__Task__
From the line containing "Decode this image" down to the last line of the records below, copy every line exactly. Leave out everything before it.

#### Exercise data ####

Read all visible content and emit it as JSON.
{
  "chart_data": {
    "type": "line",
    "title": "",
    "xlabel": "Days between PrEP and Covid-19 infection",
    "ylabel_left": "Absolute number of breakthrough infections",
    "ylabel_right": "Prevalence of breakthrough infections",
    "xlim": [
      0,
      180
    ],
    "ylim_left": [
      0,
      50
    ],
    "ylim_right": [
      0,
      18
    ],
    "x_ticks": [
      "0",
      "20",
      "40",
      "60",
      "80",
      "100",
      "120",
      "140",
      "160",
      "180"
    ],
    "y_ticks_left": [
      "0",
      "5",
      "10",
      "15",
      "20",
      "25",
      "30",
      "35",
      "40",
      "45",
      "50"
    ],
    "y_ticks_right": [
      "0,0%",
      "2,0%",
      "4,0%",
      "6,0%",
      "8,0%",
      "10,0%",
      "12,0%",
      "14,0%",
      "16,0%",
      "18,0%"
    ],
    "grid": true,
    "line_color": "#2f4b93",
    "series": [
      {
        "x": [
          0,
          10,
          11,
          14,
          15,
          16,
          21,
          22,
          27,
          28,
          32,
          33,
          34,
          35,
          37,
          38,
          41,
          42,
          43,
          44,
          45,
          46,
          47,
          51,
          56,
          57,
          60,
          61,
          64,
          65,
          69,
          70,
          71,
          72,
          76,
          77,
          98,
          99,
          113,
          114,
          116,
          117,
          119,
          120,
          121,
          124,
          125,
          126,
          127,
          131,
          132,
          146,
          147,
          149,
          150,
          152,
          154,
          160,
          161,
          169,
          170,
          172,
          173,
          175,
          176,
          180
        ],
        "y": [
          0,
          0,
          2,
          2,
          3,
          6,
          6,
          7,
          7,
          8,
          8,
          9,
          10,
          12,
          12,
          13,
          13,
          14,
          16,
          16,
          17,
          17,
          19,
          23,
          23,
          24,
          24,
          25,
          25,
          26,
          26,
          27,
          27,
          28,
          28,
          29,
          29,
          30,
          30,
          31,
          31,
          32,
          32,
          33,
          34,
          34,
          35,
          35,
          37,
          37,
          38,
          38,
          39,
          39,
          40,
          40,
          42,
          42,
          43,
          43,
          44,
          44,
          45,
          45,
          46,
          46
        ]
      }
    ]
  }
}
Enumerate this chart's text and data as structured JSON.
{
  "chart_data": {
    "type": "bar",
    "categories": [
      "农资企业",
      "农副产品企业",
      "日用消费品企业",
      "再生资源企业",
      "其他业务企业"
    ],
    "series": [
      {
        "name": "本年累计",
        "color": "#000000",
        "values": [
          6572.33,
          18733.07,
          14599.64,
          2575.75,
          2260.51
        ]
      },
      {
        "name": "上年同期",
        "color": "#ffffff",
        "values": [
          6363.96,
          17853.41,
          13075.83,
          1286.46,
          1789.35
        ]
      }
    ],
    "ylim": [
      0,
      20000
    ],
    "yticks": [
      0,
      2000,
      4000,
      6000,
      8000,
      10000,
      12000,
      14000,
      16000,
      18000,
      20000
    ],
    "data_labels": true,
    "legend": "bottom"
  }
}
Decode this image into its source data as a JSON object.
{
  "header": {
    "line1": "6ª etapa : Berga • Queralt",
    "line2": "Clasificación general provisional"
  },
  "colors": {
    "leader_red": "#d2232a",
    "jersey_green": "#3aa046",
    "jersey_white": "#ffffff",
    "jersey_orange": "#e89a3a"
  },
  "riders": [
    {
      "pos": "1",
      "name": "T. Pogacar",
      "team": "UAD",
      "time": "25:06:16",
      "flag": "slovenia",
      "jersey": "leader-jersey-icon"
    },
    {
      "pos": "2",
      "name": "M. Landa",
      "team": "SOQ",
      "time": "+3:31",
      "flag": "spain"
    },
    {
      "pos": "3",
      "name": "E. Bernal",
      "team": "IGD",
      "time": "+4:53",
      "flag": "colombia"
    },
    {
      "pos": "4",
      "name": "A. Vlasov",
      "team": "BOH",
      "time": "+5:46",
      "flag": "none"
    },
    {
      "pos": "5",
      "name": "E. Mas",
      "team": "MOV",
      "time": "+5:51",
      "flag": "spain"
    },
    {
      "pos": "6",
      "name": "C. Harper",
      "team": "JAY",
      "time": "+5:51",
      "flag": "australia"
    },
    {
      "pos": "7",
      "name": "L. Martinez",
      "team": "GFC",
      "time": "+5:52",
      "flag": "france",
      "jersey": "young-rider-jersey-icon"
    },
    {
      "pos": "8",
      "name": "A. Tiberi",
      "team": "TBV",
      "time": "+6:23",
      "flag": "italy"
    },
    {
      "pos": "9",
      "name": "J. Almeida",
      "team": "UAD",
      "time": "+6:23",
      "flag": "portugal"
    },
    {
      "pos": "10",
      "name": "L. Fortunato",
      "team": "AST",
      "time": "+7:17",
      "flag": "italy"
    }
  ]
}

####

__Solution to the exercise__
Decode this image into its source data as a JSON object.
{
  "header": {
    "line1": "6ª etapa : Berga • Queralt",
    "line2": "Clasificación general provisional"
  },
  "colors": {
    "leader_red": "#d2232a",
    "jersey_green": "#3aa046",
    "jersey_white": "#ffffff",
    "jersey_orange": "#e89a3a"
  },
  "riders": [
    {
      "pos": "1",
      "name": "T. Pogacar",
      "team": "UAD",
      "time": "25:06:16",
      "flag": "slovenia",
      "jersey": "leader-jersey-icon"
    },
    {
      "pos": "2",
      "name": "M. Landa",
      "team": "SOQ",
      "time": "+3:31",
      "flag": "spain"
    },
    {
      "pos": "3",
      "name": "E. Bernal",
      "team": "IGD",
      "time": "+4:53",
      "flag": "colombia"
    },
    {
      "pos": "4",
      "name": "A. Vlasov",
      "team": "BOH",
      "time": "+5:46",
      "flag": "none"
    },
    {
      "pos": "5",
      "name": "E. Mas",
      "team": "MOV",
      "time": "+5:51",
      "flag": "spain"
    },
    {
      "pos": "6",
      "name": "C. Harper",
      "team": "JAY",
      "time": "+5:51",
      "flag": "australia"
    },
    {
      "pos": "7",
      "name": "L. Martinez",
      "team": "GFC",
      "time": "+5:52",
      "flag": "france",
      "jersey": "young-rider-jersey-icon"
    },
    {
      "pos": "8",
      "name": "A. Tiberi",
      "team": "TBV",
      "time": "+6:23",
      "flag": "italy"
    },
    {
      "pos": "9",
      "name": "J. Almeida",
      "team": "UAD",
      "time": "+6:23",
      "flag": "portugal"
    },
    {
      "pos": "10",
      "name": "L. Fortunato",
      "team": "AST",
      "time": "+7:17",
      "flag": "italy"
    }
  ]
}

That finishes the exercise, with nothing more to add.